# GOAL OF THE EXERCISE
Below are some entries; can you quote all of them exactly?

# MATERIAL
————

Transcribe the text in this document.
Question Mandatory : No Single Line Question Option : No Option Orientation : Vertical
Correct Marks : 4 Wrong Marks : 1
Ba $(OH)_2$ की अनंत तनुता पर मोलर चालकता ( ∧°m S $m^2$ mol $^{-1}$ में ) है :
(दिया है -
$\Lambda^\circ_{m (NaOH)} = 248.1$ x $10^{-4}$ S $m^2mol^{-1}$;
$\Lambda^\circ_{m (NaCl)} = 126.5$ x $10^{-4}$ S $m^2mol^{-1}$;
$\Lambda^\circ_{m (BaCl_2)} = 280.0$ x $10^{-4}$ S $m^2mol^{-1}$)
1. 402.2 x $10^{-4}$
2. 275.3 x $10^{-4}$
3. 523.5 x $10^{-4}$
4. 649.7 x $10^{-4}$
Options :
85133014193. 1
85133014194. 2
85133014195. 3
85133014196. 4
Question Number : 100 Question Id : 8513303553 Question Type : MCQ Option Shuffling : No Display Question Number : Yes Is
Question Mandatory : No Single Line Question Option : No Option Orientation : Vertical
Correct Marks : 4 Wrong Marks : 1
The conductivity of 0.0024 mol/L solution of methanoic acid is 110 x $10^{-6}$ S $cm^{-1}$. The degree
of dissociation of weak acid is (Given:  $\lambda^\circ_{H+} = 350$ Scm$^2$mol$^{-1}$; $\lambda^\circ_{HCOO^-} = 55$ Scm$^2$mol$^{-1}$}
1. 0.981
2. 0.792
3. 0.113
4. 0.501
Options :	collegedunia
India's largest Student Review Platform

————

# ANSWER TO THE TASK
Transcribe the text in this document.
Question Mandatory : No Single Line Question Option : No Option Orientation : Vertical
Correct Marks : 4 Wrong Marks : 1
Ba $(OH)_2$ की अनंत तनुता पर मोलर चालकता ( ∧°m S $m^2$ mol $^{-1}$ में ) है :
(दिया है -
$\Lambda^\circ_{m (NaOH)} = 248.1$ x $10^{-4}$ S $m^2mol^{-1}$;
$\Lambda^\circ_{m (NaCl)} = 126.5$ x $10^{-4}$ S $m^2mol^{-1}$;
$\Lambda^\circ_{m (BaCl_2)} = 280.0$ x $10^{-4}$ S $m^2mol^{-1}$)
1. 402.2 x $10^{-4}$
2. 275.3 x $10^{-4}$
3. 523.5 x $10^{-4}$
4. 649.7 x $10^{-4}$
Options :
85133014193. 1
85133014194. 2
85133014195. 3
85133014196. 4
Question Number : 100 Question Id : 8513303553 Question Type : MCQ Option Shuffling : No Display Question Number : Yes Is
Question Mandatory : No Single Line Question Option : No Option Orientation : Vertical
Correct Marks : 4 Wrong Marks : 1
The conductivity of 0.0024 mol/L solution of methanoic acid is 110 x $10^{-6}$ S $cm^{-1}$. The degree
of dissociation of weak acid is (Given:  $\lambda^\circ_{H+} = 350$ Scm$^2$mol$^{-1}$; $\lambda^\circ_{HCOO^-} = 55$ Scm$^2$mol$^{-1}$}
1. 0.981
2. 0.792
3. 0.113
4. 0.501
Options :	collegedunia
India's largest Student Review Platform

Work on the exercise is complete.